Exercise prompt: Please write the listing below out again exactly, leaving every picture behind.

(Dataset rows about figures)
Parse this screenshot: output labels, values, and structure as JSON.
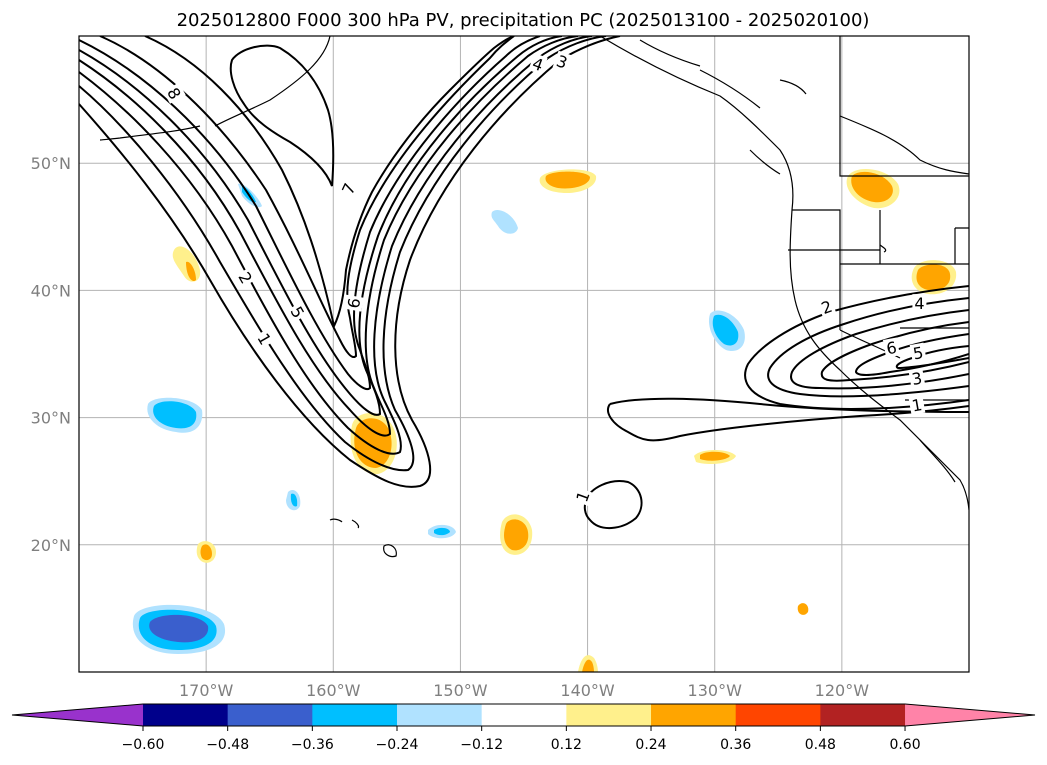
{
  "chart_data": {
    "type": "contour",
    "title": "2025012800 F000 300 hPa PV, precipitation PC (2025013100 - 2025020100)",
    "xlim": [
      -180,
      -110
    ],
    "ylim": [
      10,
      60
    ],
    "x_ticks": [
      {
        "value": -170,
        "label": "170°W"
      },
      {
        "value": -160,
        "label": "160°W"
      },
      {
        "value": -150,
        "label": "150°W"
      },
      {
        "value": -140,
        "label": "140°W"
      },
      {
        "value": -130,
        "label": "130°W"
      },
      {
        "value": -120,
        "label": "120°W"
      }
    ],
    "y_ticks": [
      {
        "value": 20,
        "label": "20°N"
      },
      {
        "value": 30,
        "label": "30°N"
      },
      {
        "value": 40,
        "label": "40°N"
      },
      {
        "value": 50,
        "label": "50°N"
      }
    ],
    "grid": true,
    "pv_contour_labels": [
      {
        "text": "8",
        "lon": -172.5,
        "lat": 55.5,
        "rot": 60
      },
      {
        "text": "7",
        "lon": -158.8,
        "lat": 48.0,
        "rot": -65
      },
      {
        "text": "6",
        "lon": -158.4,
        "lat": 39.0,
        "rot": -80
      },
      {
        "text": "5",
        "lon": -162.8,
        "lat": 38.3,
        "rot": 60
      },
      {
        "text": "2",
        "lon": -166.9,
        "lat": 41.0,
        "rot": 60
      },
      {
        "text": "1",
        "lon": -165.4,
        "lat": 36.2,
        "rot": 60
      },
      {
        "text": "4",
        "lon": -143.9,
        "lat": 57.8,
        "rot": 20
      },
      {
        "text": "3",
        "lon": -142.0,
        "lat": 58.0,
        "rot": 20
      },
      {
        "text": "1",
        "lon": -140.4,
        "lat": 23.8,
        "rot": -70
      },
      {
        "text": "2",
        "lon": -121.2,
        "lat": 38.7,
        "rot": -20
      },
      {
        "text": "4",
        "lon": -113.9,
        "lat": 39.0,
        "rot": 0
      },
      {
        "text": "6",
        "lon": -116.1,
        "lat": 35.5,
        "rot": -10
      },
      {
        "text": "5",
        "lon": -114.0,
        "lat": 35.1,
        "rot": -10
      },
      {
        "text": "3",
        "lon": -114.1,
        "lat": 33.1,
        "rot": -10
      },
      {
        "text": "1",
        "lon": -114.1,
        "lat": 31.0,
        "rot": -10
      }
    ],
    "colorbar": {
      "ticks": [
        "−0.60",
        "−0.48",
        "−0.36",
        "−0.24",
        "−0.12",
        "0.12",
        "0.24",
        "0.36",
        "0.48",
        "0.60"
      ],
      "colors": [
        "#9932cc",
        "#00008b",
        "#3a5fcd",
        "#00bfff",
        "#b0e2ff",
        "#ffffff",
        "#fff08c",
        "#ffa500",
        "#ff4500",
        "#b22222",
        "#ff83a8"
      ]
    }
  }
}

The answer:
Parse this screenshot: output labels, values, and structure as JSON.
{
  "chart_data": {
    "type": "contour",
    "title": "2025012800 F000 300 hPa PV, precipitation PC (2025013100 - 2025020100)",
    "xlim": [
      -180,
      -110
    ],
    "ylim": [
      10,
      60
    ],
    "x_ticks": [
      {
        "value": -170,
        "label": "170°W"
      },
      {
        "value": -160,
        "label": "160°W"
      },
      {
        "value": -150,
        "label": "150°W"
      },
      {
        "value": -140,
        "label": "140°W"
      },
      {
        "value": -130,
        "label": "130°W"
      },
      {
        "value": -120,
        "label": "120°W"
      }
    ],
    "y_ticks": [
      {
        "value": 20,
        "label": "20°N"
      },
      {
        "value": 30,
        "label": "30°N"
      },
      {
        "value": 40,
        "label": "40°N"
      },
      {
        "value": 50,
        "label": "50°N"
      }
    ],
    "grid": true,
    "pv_contour_labels": [
      {
        "text": "8",
        "lon": -172.5,
        "lat": 55.5,
        "rot": 60
      },
      {
        "text": "7",
        "lon": -158.8,
        "lat": 48.0,
        "rot": -65
      },
      {
        "text": "6",
        "lon": -158.4,
        "lat": 39.0,
        "rot": -80
      },
      {
        "text": "5",
        "lon": -162.8,
        "lat": 38.3,
        "rot": 60
      },
      {
        "text": "2",
        "lon": -166.9,
        "lat": 41.0,
        "rot": 60
      },
      {
        "text": "1",
        "lon": -165.4,
        "lat": 36.2,
        "rot": 60
      },
      {
        "text": "4",
        "lon": -143.9,
        "lat": 57.8,
        "rot": 20
      },
      {
        "text": "3",
        "lon": -142.0,
        "lat": 58.0,
        "rot": 20
      },
      {
        "text": "1",
        "lon": -140.4,
        "lat": 23.8,
        "rot": -70
      },
      {
        "text": "2",
        "lon": -121.2,
        "lat": 38.7,
        "rot": -20
      },
      {
        "text": "4",
        "lon": -113.9,
        "lat": 39.0,
        "rot": 0
      },
      {
        "text": "6",
        "lon": -116.1,
        "lat": 35.5,
        "rot": -10
      },
      {
        "text": "5",
        "lon": -114.0,
        "lat": 35.1,
        "rot": -10
      },
      {
        "text": "3",
        "lon": -114.1,
        "lat": 33.1,
        "rot": -10
      },
      {
        "text": "1",
        "lon": -114.1,
        "lat": 31.0,
        "rot": -10
      }
    ],
    "colorbar": {
      "ticks": [
        "−0.60",
        "−0.48",
        "−0.36",
        "−0.24",
        "−0.12",
        "0.12",
        "0.24",
        "0.36",
        "0.48",
        "0.60"
      ],
      "colors": [
        "#9932cc",
        "#00008b",
        "#3a5fcd",
        "#00bfff",
        "#b0e2ff",
        "#ffffff",
        "#fff08c",
        "#ffa500",
        "#ff4500",
        "#b22222",
        "#ff83a8"
      ]
    }
  }
}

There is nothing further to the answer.